Items from a dataset:

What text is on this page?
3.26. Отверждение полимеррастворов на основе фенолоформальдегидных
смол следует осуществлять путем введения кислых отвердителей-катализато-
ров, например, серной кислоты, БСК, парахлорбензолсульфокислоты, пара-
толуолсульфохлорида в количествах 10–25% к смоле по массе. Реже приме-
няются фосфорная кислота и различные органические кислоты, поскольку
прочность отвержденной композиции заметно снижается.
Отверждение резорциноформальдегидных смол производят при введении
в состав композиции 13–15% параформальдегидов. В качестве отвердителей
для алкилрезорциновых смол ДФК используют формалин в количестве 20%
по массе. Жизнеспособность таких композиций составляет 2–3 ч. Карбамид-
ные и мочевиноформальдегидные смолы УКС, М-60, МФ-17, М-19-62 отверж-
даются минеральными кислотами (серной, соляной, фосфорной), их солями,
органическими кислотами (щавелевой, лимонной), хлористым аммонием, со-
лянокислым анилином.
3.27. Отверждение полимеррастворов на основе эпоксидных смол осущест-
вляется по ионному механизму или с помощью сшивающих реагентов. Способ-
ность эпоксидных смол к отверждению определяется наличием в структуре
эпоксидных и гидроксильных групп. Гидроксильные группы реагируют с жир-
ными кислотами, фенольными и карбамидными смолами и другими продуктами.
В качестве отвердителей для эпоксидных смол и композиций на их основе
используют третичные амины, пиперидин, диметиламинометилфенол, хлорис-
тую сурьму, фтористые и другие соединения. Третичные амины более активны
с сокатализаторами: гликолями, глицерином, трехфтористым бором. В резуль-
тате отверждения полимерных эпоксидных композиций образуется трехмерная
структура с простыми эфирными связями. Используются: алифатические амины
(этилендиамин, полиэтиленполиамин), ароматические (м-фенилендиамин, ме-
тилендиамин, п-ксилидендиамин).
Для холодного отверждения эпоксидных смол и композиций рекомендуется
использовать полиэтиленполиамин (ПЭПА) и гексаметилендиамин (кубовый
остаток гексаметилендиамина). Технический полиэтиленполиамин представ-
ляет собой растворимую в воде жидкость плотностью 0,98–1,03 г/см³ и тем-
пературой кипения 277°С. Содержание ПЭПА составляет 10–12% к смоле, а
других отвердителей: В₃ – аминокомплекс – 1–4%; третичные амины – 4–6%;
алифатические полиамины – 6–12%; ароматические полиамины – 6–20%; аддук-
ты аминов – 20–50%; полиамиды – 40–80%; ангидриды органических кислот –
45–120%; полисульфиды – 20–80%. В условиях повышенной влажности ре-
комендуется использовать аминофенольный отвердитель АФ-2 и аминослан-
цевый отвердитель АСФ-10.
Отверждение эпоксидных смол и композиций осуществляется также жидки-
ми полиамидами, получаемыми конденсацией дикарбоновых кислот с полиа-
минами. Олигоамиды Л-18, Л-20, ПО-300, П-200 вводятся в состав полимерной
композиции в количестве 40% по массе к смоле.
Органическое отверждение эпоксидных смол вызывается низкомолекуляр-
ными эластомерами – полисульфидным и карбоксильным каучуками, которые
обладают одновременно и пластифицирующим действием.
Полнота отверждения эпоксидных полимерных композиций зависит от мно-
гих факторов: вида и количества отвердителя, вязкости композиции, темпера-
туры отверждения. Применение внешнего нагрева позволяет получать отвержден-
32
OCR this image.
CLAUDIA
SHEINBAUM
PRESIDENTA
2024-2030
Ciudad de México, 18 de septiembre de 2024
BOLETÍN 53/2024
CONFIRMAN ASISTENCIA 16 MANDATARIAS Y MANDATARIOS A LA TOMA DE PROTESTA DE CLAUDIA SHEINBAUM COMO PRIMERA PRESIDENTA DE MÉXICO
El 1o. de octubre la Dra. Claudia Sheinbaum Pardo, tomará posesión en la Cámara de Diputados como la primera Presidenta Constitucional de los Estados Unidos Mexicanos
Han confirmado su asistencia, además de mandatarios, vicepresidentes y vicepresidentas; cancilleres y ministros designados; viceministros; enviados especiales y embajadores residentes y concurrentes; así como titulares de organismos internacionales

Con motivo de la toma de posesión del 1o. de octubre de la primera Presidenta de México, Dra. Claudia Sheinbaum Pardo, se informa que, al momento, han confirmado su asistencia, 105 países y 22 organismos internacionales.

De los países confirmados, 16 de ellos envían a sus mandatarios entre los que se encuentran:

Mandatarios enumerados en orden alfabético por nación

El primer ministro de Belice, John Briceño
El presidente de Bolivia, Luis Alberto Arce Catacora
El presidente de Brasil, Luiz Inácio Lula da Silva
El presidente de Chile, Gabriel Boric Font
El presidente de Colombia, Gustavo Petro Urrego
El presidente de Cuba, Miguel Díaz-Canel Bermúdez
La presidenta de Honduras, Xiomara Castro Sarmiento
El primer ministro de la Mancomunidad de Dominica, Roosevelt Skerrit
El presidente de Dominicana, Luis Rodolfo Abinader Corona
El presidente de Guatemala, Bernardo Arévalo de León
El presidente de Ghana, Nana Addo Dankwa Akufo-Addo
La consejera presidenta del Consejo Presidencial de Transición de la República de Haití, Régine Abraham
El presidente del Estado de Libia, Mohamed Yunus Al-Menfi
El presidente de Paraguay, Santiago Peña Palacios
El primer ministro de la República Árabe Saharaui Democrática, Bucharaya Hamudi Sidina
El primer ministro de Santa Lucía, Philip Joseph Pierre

## THE PROBLEM
Using the records above, select and copy every line that has the word "качестве".

## OUTPUT OF THE TASK
в состав композиции 13–15% параформальдегидов. В качестве отвердителей
В качестве отвердителей для эпоксидных смол и композиций на их основе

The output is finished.